▸ **Task instructions**
Only lines with the string "bituminous" matter here; gather them from the material below.

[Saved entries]
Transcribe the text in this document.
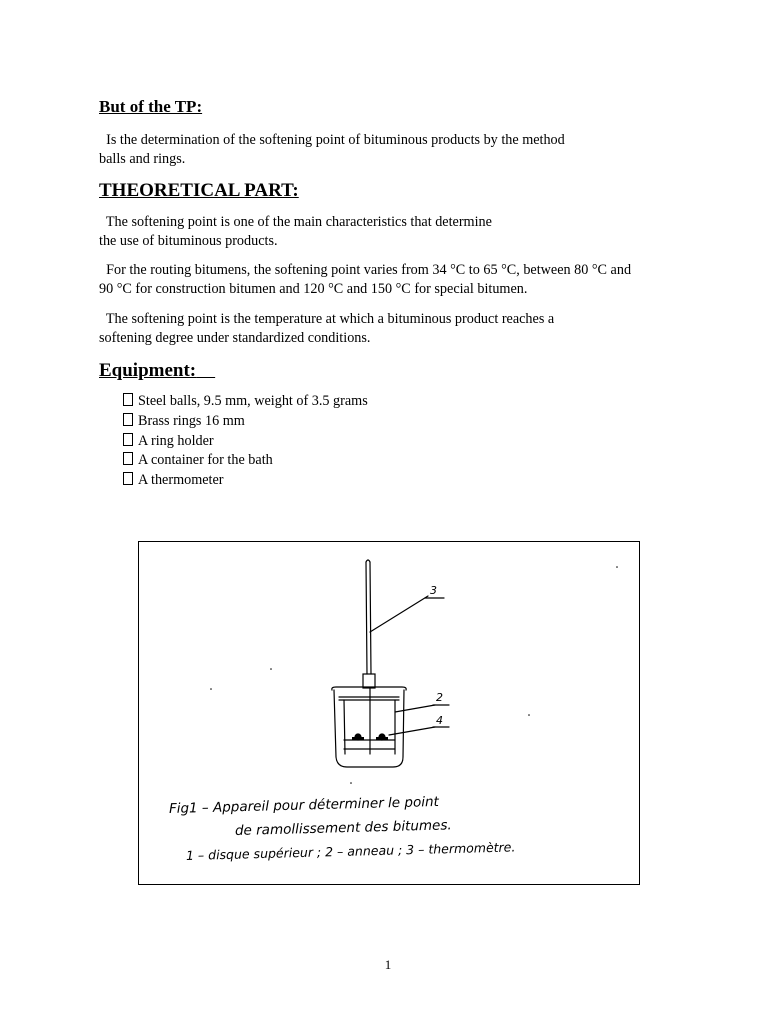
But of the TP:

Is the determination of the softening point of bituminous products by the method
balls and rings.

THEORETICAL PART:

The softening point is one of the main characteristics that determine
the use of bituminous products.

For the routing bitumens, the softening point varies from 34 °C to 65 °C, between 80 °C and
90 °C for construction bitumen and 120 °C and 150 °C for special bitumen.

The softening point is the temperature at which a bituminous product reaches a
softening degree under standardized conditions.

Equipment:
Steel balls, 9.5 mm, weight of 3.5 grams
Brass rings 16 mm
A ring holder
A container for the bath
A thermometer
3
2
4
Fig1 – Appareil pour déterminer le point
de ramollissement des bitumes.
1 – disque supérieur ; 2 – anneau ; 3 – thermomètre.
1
==
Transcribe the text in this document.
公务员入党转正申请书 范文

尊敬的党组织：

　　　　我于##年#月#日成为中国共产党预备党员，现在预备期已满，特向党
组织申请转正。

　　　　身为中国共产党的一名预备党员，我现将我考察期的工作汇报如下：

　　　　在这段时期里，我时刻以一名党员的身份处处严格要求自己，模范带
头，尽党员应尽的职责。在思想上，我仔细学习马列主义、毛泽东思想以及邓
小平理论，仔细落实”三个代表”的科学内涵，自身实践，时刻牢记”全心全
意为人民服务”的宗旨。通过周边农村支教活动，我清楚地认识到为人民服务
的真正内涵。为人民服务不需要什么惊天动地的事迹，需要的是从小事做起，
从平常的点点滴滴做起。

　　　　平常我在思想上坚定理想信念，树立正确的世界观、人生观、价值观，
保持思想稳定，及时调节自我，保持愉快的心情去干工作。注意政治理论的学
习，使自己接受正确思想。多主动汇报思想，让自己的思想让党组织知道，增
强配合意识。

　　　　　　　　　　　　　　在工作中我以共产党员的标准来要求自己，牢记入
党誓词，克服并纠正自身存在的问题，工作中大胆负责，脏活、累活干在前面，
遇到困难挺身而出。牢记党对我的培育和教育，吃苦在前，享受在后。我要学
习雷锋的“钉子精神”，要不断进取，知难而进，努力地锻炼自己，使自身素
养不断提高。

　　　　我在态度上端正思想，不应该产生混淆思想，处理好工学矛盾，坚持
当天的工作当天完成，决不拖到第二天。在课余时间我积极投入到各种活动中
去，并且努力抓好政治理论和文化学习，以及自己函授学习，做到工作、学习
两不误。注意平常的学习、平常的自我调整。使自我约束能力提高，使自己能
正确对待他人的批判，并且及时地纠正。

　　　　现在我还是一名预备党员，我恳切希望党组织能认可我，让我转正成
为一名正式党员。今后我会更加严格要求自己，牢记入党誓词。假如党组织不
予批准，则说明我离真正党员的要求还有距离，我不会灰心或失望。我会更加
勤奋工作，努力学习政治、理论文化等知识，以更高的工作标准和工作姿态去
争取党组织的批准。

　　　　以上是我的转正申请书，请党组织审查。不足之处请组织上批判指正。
--
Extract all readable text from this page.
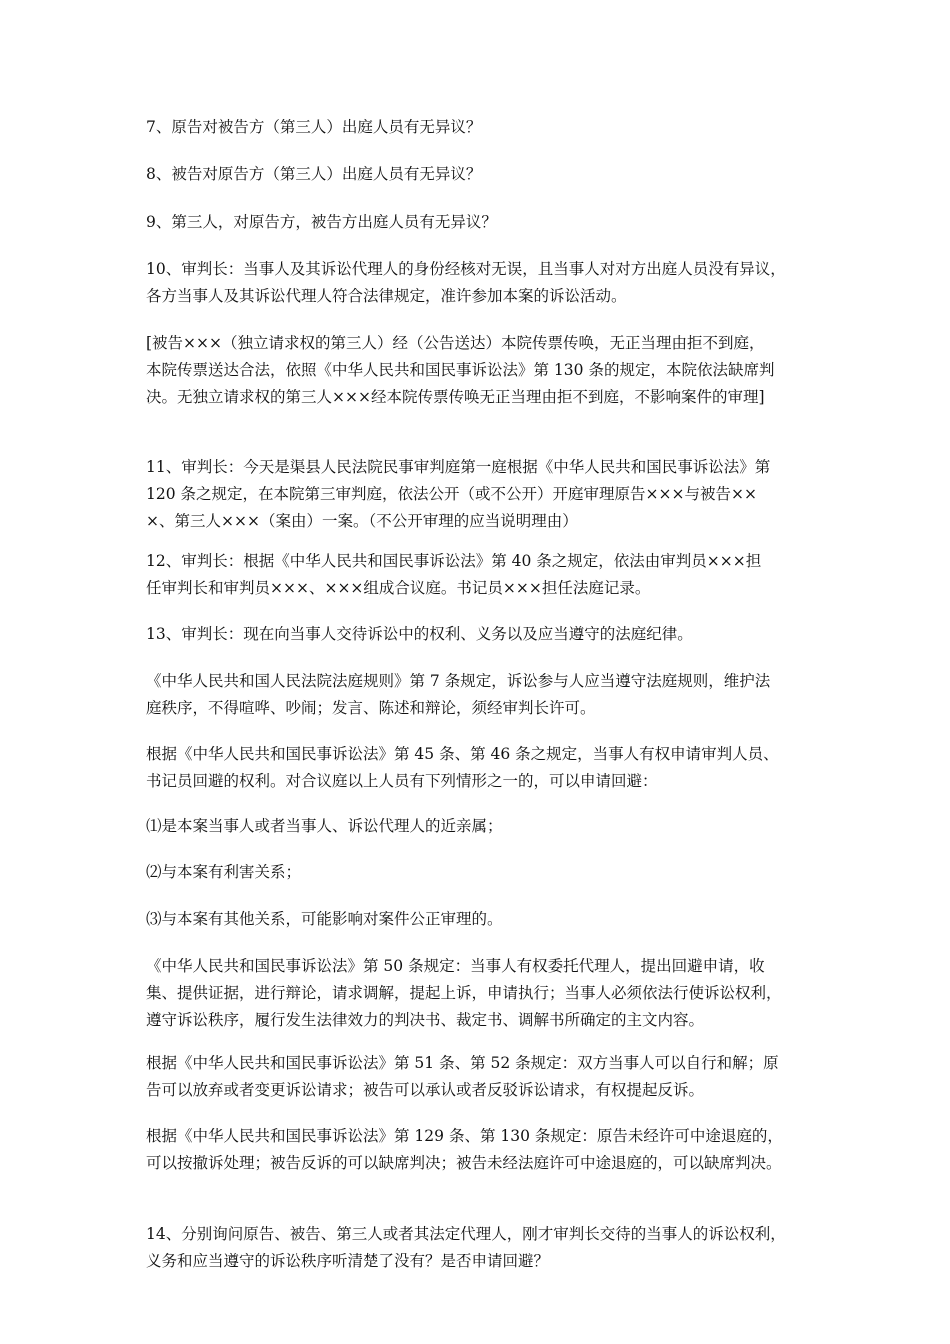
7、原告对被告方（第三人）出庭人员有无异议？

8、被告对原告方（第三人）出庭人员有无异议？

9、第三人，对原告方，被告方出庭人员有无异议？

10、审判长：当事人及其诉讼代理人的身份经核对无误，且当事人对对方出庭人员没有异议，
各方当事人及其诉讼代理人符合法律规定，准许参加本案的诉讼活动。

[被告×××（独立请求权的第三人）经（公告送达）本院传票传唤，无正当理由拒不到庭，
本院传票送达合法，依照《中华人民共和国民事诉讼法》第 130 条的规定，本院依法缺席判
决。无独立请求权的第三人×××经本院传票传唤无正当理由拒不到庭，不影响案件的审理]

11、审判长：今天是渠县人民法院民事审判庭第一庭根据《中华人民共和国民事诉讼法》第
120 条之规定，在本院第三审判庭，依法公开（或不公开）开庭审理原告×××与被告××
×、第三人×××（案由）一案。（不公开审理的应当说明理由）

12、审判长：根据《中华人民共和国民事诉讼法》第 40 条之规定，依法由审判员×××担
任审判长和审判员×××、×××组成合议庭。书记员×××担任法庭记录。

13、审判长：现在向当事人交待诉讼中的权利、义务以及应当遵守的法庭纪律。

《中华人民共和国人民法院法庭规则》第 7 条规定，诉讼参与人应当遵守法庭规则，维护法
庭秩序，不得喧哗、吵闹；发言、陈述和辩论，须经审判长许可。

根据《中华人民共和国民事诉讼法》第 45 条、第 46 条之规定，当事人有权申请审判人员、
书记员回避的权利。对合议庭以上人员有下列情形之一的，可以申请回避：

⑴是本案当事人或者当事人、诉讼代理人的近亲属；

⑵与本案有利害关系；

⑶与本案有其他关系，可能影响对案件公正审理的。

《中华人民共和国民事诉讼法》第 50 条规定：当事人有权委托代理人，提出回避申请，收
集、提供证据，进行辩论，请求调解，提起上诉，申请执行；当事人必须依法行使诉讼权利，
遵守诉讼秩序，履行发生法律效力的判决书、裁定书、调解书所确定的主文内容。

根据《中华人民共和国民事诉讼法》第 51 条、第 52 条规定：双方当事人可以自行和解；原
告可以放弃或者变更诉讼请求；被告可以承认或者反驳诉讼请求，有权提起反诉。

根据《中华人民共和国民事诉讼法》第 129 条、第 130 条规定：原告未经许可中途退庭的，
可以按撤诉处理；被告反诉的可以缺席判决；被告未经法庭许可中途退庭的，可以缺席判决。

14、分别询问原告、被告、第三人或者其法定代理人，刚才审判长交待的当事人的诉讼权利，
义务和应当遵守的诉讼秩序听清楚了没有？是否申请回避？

▸ **Full answer**
Is the determination of the softening point of bituminous products by the method
the use of bituminous products.
The softening point is the temperature at which a bituminous product reaches a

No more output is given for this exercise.